- **To do**
Print each of the entries exactly, leaving nothing out.

______

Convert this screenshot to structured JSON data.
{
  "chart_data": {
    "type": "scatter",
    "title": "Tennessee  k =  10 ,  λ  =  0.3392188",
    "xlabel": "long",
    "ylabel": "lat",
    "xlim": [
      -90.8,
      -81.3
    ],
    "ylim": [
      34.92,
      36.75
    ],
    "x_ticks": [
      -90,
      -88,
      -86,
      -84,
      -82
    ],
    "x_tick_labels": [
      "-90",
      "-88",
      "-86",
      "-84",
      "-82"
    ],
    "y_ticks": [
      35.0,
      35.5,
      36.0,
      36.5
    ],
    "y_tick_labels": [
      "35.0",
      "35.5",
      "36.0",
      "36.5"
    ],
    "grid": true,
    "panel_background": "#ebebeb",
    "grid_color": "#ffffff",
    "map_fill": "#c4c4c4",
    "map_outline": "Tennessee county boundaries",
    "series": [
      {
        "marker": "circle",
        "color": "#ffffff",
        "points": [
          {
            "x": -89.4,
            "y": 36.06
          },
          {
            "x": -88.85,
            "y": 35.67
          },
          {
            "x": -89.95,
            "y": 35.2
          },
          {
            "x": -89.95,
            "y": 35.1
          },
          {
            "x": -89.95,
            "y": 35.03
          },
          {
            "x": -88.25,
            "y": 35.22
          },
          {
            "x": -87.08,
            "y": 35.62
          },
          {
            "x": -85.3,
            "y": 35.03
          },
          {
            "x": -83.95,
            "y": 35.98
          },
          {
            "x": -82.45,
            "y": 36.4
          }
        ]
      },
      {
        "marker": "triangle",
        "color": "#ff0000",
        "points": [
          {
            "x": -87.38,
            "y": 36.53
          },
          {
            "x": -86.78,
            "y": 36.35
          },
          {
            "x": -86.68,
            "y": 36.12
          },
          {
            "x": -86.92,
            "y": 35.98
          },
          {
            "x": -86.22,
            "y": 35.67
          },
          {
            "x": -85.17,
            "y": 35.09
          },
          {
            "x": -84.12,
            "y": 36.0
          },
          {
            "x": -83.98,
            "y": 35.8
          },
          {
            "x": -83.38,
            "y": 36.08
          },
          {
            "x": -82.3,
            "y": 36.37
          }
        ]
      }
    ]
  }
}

______

- **Exercise output**
Convert this screenshot to structured JSON data.
{
  "chart_data": {
    "type": "scatter",
    "title": "Tennessee  k =  10 ,  λ  =  0.3392188",
    "xlabel": "long",
    "ylabel": "lat",
    "xlim": [
      -90.8,
      -81.3
    ],
    "ylim": [
      34.92,
      36.75
    ],
    "x_ticks": [
      -90,
      -88,
      -86,
      -84,
      -82
    ],
    "x_tick_labels": [
      "-90",
      "-88",
      "-86",
      "-84",
      "-82"
    ],
    "y_ticks": [
      35.0,
      35.5,
      36.0,
      36.5
    ],
    "y_tick_labels": [
      "35.0",
      "35.5",
      "36.0",
      "36.5"
    ],
    "grid": true,
    "panel_background": "#ebebeb",
    "grid_color": "#ffffff",
    "map_fill": "#c4c4c4",
    "map_outline": "Tennessee county boundaries",
    "series": [
      {
        "marker": "circle",
        "color": "#ffffff",
        "points": [
          {
            "x": -89.4,
            "y": 36.06
          },
          {
            "x": -88.85,
            "y": 35.67
          },
          {
            "x": -89.95,
            "y": 35.2
          },
          {
            "x": -89.95,
            "y": 35.1
          },
          {
            "x": -89.95,
            "y": 35.03
          },
          {
            "x": -88.25,
            "y": 35.22
          },
          {
            "x": -87.08,
            "y": 35.62
          },
          {
            "x": -85.3,
            "y": 35.03
          },
          {
            "x": -83.95,
            "y": 35.98
          },
          {
            "x": -82.45,
            "y": 36.4
          }
        ]
      },
      {
        "marker": "triangle",
        "color": "#ff0000",
        "points": [
          {
            "x": -87.38,
            "y": 36.53
          },
          {
            "x": -86.78,
            "y": 36.35
          },
          {
            "x": -86.68,
            "y": 36.12
          },
          {
            "x": -86.92,
            "y": 35.98
          },
          {
            "x": -86.22,
            "y": 35.67
          },
          {
            "x": -85.17,
            "y": 35.09
          },
          {
            "x": -84.12,
            "y": 36.0
          },
          {
            "x": -83.98,
            "y": 35.8
          },
          {
            "x": -83.38,
            "y": 36.08
          },
          {
            "x": -82.3,
            "y": 36.37
          }
        ]
      }
    ]
  }
}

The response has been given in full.